** Start of Excerpted records **

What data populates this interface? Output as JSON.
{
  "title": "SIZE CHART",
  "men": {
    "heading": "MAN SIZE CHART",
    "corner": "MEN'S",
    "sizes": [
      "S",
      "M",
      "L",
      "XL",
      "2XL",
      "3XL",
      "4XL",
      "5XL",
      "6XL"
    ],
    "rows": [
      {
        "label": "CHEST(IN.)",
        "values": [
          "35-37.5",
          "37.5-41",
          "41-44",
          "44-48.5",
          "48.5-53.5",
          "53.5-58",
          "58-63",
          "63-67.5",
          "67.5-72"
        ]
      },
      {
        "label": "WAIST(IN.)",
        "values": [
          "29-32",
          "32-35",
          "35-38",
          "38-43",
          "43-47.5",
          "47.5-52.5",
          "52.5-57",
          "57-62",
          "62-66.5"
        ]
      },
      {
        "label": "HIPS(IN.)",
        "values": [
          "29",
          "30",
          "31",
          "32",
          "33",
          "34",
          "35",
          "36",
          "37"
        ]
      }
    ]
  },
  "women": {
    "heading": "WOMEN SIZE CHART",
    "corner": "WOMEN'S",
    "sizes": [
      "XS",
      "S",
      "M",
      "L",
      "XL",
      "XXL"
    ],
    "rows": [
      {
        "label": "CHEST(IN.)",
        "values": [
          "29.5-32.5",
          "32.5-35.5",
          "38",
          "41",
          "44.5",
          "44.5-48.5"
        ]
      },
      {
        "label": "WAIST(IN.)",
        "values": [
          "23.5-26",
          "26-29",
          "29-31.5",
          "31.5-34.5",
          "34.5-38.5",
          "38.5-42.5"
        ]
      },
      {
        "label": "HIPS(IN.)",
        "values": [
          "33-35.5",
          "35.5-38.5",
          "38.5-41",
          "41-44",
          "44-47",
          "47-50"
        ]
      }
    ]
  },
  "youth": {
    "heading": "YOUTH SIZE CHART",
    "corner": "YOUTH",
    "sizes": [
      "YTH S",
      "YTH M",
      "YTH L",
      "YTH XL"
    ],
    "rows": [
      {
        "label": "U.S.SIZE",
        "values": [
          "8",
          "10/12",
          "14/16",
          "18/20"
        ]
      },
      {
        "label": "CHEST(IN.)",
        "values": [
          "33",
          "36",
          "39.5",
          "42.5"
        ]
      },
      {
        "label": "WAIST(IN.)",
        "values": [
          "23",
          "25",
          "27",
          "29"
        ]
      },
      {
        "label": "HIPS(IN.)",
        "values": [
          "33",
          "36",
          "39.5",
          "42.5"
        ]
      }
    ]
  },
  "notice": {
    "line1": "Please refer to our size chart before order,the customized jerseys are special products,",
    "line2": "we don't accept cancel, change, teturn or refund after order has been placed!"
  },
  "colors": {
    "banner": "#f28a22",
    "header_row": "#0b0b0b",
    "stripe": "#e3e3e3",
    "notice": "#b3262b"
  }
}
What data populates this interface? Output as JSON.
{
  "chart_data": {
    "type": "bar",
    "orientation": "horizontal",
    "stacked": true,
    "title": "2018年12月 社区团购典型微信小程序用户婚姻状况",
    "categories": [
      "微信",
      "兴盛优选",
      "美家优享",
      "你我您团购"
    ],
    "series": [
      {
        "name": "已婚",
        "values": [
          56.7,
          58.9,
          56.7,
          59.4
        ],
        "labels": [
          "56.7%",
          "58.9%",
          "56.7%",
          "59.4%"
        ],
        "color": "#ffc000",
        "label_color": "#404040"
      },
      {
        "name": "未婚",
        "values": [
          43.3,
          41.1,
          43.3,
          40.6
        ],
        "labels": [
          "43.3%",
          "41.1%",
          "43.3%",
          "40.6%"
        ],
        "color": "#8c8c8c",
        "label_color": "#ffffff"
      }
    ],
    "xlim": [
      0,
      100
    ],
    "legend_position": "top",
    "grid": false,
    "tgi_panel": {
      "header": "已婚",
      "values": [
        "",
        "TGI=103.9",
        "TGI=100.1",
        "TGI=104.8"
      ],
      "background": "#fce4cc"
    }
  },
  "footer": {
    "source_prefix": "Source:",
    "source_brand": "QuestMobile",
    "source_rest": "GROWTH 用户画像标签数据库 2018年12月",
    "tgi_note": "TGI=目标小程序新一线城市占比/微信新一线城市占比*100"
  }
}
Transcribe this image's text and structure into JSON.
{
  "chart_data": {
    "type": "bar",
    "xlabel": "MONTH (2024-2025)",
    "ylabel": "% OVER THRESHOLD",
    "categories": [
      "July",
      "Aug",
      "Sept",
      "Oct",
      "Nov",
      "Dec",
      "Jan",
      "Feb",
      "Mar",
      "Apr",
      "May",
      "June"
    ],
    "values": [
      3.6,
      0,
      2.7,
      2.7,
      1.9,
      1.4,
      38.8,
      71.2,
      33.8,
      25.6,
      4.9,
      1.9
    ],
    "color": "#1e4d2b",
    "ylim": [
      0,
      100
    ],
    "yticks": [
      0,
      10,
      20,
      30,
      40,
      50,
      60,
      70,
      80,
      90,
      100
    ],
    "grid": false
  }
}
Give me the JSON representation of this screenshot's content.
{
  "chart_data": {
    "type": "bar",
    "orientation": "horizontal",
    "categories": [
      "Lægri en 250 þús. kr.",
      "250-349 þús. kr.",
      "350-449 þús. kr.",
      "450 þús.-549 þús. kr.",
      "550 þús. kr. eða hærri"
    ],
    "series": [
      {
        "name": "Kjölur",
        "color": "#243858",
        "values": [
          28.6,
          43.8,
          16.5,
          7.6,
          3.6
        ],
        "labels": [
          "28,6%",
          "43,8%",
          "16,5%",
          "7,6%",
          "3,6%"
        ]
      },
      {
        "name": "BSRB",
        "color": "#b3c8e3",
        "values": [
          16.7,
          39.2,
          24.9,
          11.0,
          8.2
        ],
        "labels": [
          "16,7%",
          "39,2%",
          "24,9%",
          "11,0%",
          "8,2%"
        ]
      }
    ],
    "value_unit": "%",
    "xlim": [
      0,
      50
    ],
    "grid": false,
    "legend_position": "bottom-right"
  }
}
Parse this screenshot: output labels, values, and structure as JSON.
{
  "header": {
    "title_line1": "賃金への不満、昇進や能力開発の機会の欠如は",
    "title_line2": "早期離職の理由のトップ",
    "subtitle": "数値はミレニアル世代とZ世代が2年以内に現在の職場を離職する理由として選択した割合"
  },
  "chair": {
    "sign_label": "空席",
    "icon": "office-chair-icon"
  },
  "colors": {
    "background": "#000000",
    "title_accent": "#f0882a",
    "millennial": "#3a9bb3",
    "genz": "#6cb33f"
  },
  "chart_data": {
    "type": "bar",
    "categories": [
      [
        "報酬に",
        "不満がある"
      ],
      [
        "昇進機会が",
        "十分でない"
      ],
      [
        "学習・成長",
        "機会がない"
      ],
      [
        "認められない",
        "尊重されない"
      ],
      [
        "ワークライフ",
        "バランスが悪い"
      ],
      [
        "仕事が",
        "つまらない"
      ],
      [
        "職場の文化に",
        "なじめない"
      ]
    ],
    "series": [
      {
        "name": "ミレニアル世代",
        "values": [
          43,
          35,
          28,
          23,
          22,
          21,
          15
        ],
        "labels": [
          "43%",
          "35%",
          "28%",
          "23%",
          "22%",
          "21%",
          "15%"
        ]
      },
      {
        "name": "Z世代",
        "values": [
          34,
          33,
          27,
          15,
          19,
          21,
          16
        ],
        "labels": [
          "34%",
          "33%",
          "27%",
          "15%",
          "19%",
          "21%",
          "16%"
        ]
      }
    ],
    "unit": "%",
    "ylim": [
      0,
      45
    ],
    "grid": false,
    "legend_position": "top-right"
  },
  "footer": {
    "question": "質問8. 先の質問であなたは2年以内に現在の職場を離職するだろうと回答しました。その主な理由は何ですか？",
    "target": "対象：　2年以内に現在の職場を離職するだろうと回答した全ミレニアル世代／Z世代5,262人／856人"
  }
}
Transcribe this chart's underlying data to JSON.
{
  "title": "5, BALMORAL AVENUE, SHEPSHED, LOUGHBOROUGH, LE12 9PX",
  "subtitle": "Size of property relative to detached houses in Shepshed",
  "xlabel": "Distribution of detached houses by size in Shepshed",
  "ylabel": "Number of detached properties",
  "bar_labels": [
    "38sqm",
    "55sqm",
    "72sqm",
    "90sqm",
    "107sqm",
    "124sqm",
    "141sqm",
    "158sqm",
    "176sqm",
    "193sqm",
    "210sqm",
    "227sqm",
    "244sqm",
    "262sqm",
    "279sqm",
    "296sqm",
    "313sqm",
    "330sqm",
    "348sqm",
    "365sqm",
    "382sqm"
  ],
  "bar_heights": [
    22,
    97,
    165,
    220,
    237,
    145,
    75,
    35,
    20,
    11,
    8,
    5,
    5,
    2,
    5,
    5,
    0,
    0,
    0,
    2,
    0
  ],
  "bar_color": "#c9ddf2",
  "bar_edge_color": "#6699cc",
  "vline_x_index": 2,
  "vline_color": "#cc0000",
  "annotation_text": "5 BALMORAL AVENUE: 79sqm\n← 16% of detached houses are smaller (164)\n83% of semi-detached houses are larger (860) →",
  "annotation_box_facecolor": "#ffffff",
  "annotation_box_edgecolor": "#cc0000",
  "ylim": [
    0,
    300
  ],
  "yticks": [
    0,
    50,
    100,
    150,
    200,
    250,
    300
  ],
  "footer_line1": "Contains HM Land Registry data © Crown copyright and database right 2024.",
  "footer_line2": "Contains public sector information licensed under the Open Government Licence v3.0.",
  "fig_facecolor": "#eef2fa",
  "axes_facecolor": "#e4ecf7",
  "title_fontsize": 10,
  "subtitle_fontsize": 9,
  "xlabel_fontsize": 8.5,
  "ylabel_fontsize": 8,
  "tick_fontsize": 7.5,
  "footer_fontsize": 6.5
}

** End of Excerpted records **

Short task » Whenever "Transcribe" turns up in a line, pick that line out.

Exercise response »
Transcribe this image's text and structure into JSON.
Transcribe this chart's underlying data to JSON.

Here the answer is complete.